■ What you need to do: Locate and copy each line in the data that contains the word "HEFT".

--------------------------------

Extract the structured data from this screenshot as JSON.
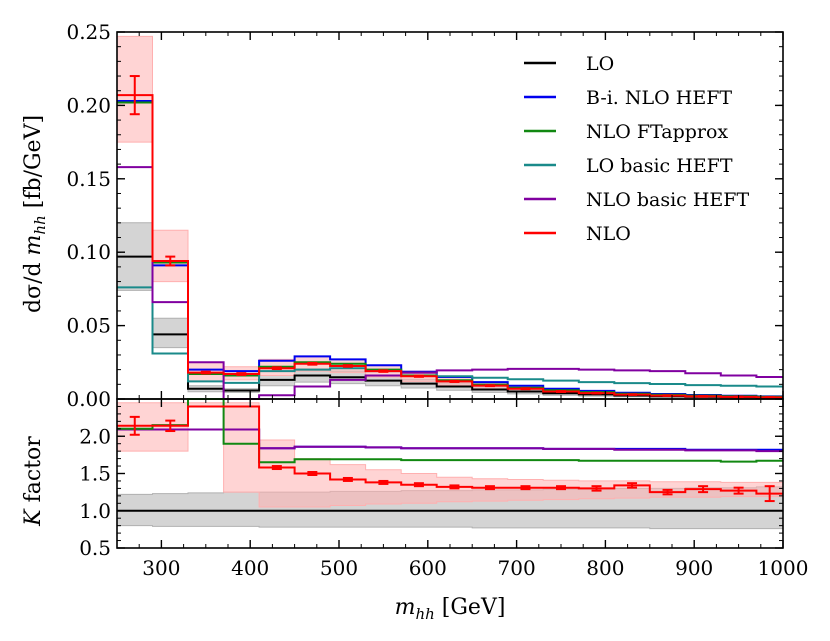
{
  "chart_data": {
    "type": "line",
    "style": "step",
    "bin_edges": [
      250,
      290,
      330,
      370,
      410,
      450,
      490,
      530,
      570,
      610,
      650,
      690,
      730,
      770,
      810,
      850,
      890,
      930,
      970,
      1000
    ],
    "x_label_main": "m",
    "x_label_sub": "hh",
    "x_label_unit": " [GeV]",
    "xlim": [
      250,
      1000
    ],
    "x_ticks": [
      "300",
      "400",
      "500",
      "600",
      "700",
      "800",
      "900",
      "1000"
    ],
    "x_tick_values": [
      300,
      400,
      500,
      600,
      700,
      800,
      900,
      1000
    ],
    "colors": {
      "LO": "#000000",
      "BiNLO": "#0000ee",
      "FTapprox": "#118811",
      "LObasic": "#1a8a8a",
      "NLObasic": "#8000a0",
      "NLO": "#ff0000"
    },
    "main": {
      "ylabel_pre": "dσ/d ",
      "ylabel_var": "m",
      "ylabel_sub": "hh",
      "ylabel_unit": " [fb/GeV]",
      "ylim": [
        0,
        0.25
      ],
      "y_ticks": [
        "0.00",
        "0.05",
        "0.10",
        "0.15",
        "0.20",
        "0.25"
      ],
      "y_tick_values": [
        0,
        0.05,
        0.1,
        0.15,
        0.2,
        0.25
      ],
      "bands": [
        {
          "series": "LO",
          "fill": "#b0b0b0",
          "lo": [
            0.074,
            0.035,
            0.005,
            0.0045,
            0.009,
            0.0115,
            0.0105,
            0.009,
            0.0075,
            0.006,
            0.0045,
            0.0035,
            0.0025,
            0.002,
            0.0015,
            0.0012,
            0.001,
            0.0008,
            0.0006
          ],
          "hi": [
            0.12,
            0.055,
            0.009,
            0.007,
            0.016,
            0.0205,
            0.019,
            0.016,
            0.0135,
            0.011,
            0.0085,
            0.0068,
            0.0052,
            0.0042,
            0.0033,
            0.0027,
            0.0021,
            0.0018,
            0.0014
          ]
        },
        {
          "series": "NLO",
          "fill": "#ffb0b0",
          "lo": [
            0.175,
            0.08,
            0.012,
            0.013,
            0.016,
            0.019,
            0.018,
            0.015,
            0.012,
            0.009,
            0.0068,
            0.0052,
            0.0038,
            0.003,
            0.0022,
            0.0017,
            0.0013,
            0.0011,
            0.0008
          ],
          "hi": [
            0.247,
            0.115,
            0.025,
            0.022,
            0.027,
            0.029,
            0.027,
            0.023,
            0.019,
            0.015,
            0.0112,
            0.0088,
            0.0065,
            0.005,
            0.0038,
            0.0029,
            0.0023,
            0.0018,
            0.0014
          ]
        }
      ],
      "series": [
        {
          "key": "LO",
          "name": "LO",
          "values": [
            0.097,
            0.044,
            0.007,
            0.0058,
            0.013,
            0.016,
            0.0148,
            0.0125,
            0.0105,
            0.0085,
            0.0065,
            0.0051,
            0.0039,
            0.0031,
            0.0024,
            0.0019,
            0.0015,
            0.0013,
            0.001
          ]
        },
        {
          "key": "BiNLO",
          "name": "B-i. NLO HEFT",
          "values": [
            0.203,
            0.091,
            0.02,
            0.019,
            0.026,
            0.029,
            0.027,
            0.023,
            0.0185,
            0.015,
            0.0115,
            0.009,
            0.007,
            0.0055,
            0.0042,
            0.0034,
            0.0027,
            0.0022,
            0.0018
          ]
        },
        {
          "key": "FTapprox",
          "name": "NLO FTapprox",
          "values": [
            0.202,
            0.093,
            0.017,
            0.016,
            0.022,
            0.025,
            0.024,
            0.02,
            0.016,
            0.0128,
            0.0098,
            0.0077,
            0.006,
            0.0047,
            0.0036,
            0.0029,
            0.0023,
            0.0019,
            0.0015
          ]
        },
        {
          "key": "LObasic",
          "name": "LO basic HEFT",
          "values": [
            0.076,
            0.031,
            0.012,
            0.011,
            0.019,
            0.02,
            0.021,
            0.019,
            0.018,
            0.0155,
            0.0145,
            0.0135,
            0.0125,
            0.0115,
            0.0108,
            0.0102,
            0.0095,
            0.009,
            0.0085
          ]
        },
        {
          "key": "NLObasic",
          "name": "NLO basic HEFT",
          "values": [
            0.158,
            0.066,
            0.025,
            0.0,
            0.0025,
            0.0085,
            0.013,
            0.016,
            0.018,
            0.0195,
            0.02,
            0.0205,
            0.0205,
            0.02,
            0.0195,
            0.019,
            0.0175,
            0.016,
            0.015
          ]
        },
        {
          "key": "NLO",
          "name": "NLO",
          "values": [
            0.207,
            0.094,
            0.018,
            0.017,
            0.021,
            0.024,
            0.0225,
            0.019,
            0.0155,
            0.012,
            0.0091,
            0.007,
            0.0051,
            0.004,
            0.003,
            0.0023,
            0.0018,
            0.0014,
            0.0011
          ]
        }
      ],
      "errors": {
        "series": "NLO",
        "err": [
          0.013,
          0.003,
          0.0006,
          0.0006,
          0.0006,
          0.0006,
          0.0005,
          0.0005,
          0.0004,
          0.0004,
          0.0003,
          0.0003,
          0.0003,
          0.0002,
          0.0002,
          0.0002,
          0.0002,
          0.0002,
          0.0002
        ]
      }
    },
    "ratio": {
      "ylabel_var": "K",
      "ylabel_text": " factor",
      "ylim": [
        0.5,
        2.5
      ],
      "y_ticks": [
        "0.5",
        "1.0",
        "1.5",
        "2.0"
      ],
      "y_tick_values": [
        0.5,
        1.0,
        1.5,
        2.0
      ],
      "bands": [
        {
          "series": "LO",
          "fill": "#b0b0b0",
          "lo": [
            0.8,
            0.79,
            0.79,
            0.79,
            0.78,
            0.78,
            0.78,
            0.78,
            0.78,
            0.78,
            0.77,
            0.77,
            0.77,
            0.77,
            0.77,
            0.76,
            0.76,
            0.76,
            0.76
          ],
          "hi": [
            1.22,
            1.23,
            1.24,
            1.25,
            1.25,
            1.25,
            1.26,
            1.26,
            1.27,
            1.27,
            1.28,
            1.28,
            1.29,
            1.29,
            1.3,
            1.3,
            1.31,
            1.31,
            1.32
          ]
        },
        {
          "series": "NLO",
          "fill": "#ffb0b0",
          "lo": [
            1.8,
            1.8,
            2.4,
            1.25,
            1.05,
            1.05,
            1.07,
            1.09,
            1.1,
            1.12,
            1.13,
            1.14,
            1.15,
            1.16,
            1.17,
            1.18,
            1.18,
            1.19,
            1.19
          ],
          "hi": [
            2.45,
            2.45,
            2.45,
            2.45,
            1.95,
            1.7,
            1.62,
            1.55,
            1.5,
            1.45,
            1.43,
            1.42,
            1.41,
            1.4,
            1.4,
            1.39,
            1.39,
            1.38,
            1.38
          ]
        }
      ],
      "series": [
        {
          "key": "LO",
          "values": [
            1.0,
            1.0,
            1.0,
            1.0,
            1.0,
            1.0,
            1.0,
            1.0,
            1.0,
            1.0,
            1.0,
            1.0,
            1.0,
            1.0,
            1.0,
            1.0,
            1.0,
            1.0,
            1.0
          ]
        },
        {
          "key": "BiNLO",
          "values": [
            2.09,
            2.09,
            2.09,
            2.09,
            1.84,
            1.86,
            1.86,
            1.85,
            1.84,
            1.84,
            1.84,
            1.84,
            1.83,
            1.83,
            1.83,
            1.83,
            1.82,
            1.82,
            1.82
          ]
        },
        {
          "key": "NLObasic",
          "values": [
            2.09,
            2.09,
            2.09,
            2.09,
            1.84,
            1.86,
            1.86,
            1.85,
            1.84,
            1.84,
            1.84,
            1.84,
            1.83,
            1.83,
            1.82,
            1.82,
            1.81,
            1.81,
            1.8
          ]
        },
        {
          "key": "FTapprox",
          "values": [
            2.1,
            2.15,
            2.5,
            1.9,
            1.65,
            1.69,
            1.69,
            1.69,
            1.68,
            1.68,
            1.68,
            1.68,
            1.68,
            1.67,
            1.67,
            1.67,
            1.67,
            1.66,
            1.67
          ]
        },
        {
          "key": "NLO",
          "values": [
            2.14,
            2.14,
            2.4,
            2.4,
            1.58,
            1.5,
            1.42,
            1.38,
            1.35,
            1.32,
            1.31,
            1.31,
            1.31,
            1.3,
            1.34,
            1.25,
            1.29,
            1.27,
            1.23
          ]
        }
      ],
      "errors": {
        "series": "NLO",
        "err": [
          0.12,
          0.07,
          0,
          0,
          0.02,
          0.02,
          0.02,
          0.02,
          0.02,
          0.02,
          0.02,
          0.02,
          0.02,
          0.03,
          0.03,
          0.03,
          0.04,
          0.04,
          0.1
        ]
      }
    },
    "legend": {
      "position": "top-right",
      "entries": [
        {
          "key": "LO",
          "label": "LO"
        },
        {
          "key": "BiNLO",
          "label": "B-i. NLO HEFT"
        },
        {
          "key": "FTapprox",
          "label": "NLO FTapprox"
        },
        {
          "key": "LObasic",
          "label": "LO basic HEFT"
        },
        {
          "key": "NLObasic",
          "label": "NLO basic HEFT"
        },
        {
          "key": "NLO",
          "label": "NLO"
        }
      ]
    }
  }
}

--------------------------------

■ Solution for this problem:
          "name": "B-i. NLO HEFT",
          "name": "LO basic HEFT",
          "name": "NLO basic HEFT",
          "label": "B-i. NLO HEFT"
          "label": "LO basic HEFT"
          "label": "NLO basic HEFT"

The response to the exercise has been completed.